**EXERCISE DIRECTIONS**
All lines in which the word "title" occurs are to be extracted.

**Some records**

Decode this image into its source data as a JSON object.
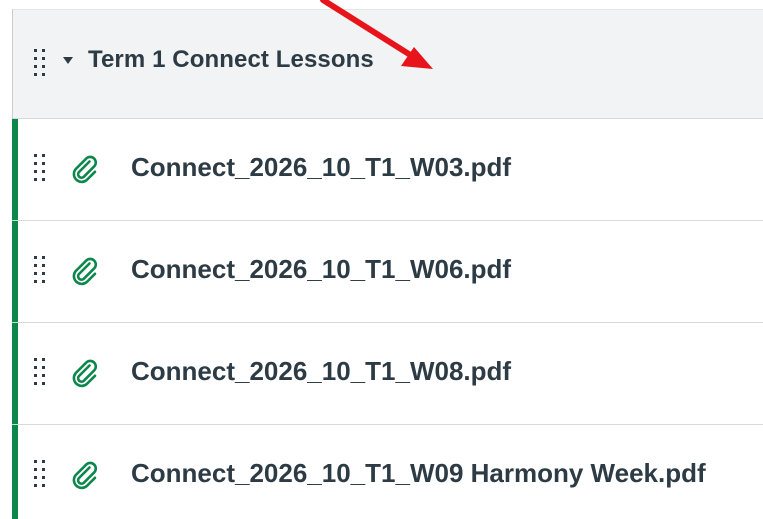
{
  "module": {
    "title": "Term 1 Connect Lessons",
    "items": [
      {
        "title": "Connect_2026_10_T1_W03.pdf",
        "icon": "attachment-icon"
      },
      {
        "title": "Connect_2026_10_T1_W06.pdf",
        "icon": "attachment-icon"
      },
      {
        "title": "Connect_2026_10_T1_W08.pdf",
        "icon": "attachment-icon"
      },
      {
        "title": "Connect_2026_10_T1_W09 Harmony Week.pdf",
        "icon": "attachment-icon"
      }
    ]
  },
  "colors": {
    "header_bg": "#f2f3f4",
    "text": "#2d3b45",
    "published_bar": "#0b874b",
    "attachment_icon": "#0b874b",
    "annotation_arrow": "#e8141b"
  }
}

**OUTPUT BELOW**
    "title": "Term 1 Connect Lessons",
        "title": "Connect_2026_10_T1_W03.pdf",
        "title": "Connect_2026_10_T1_W06.pdf",
        "title": "Connect_2026_10_T1_W08.pdf",
        "title": "Connect_2026_10_T1_W09 Harmony Week.pdf",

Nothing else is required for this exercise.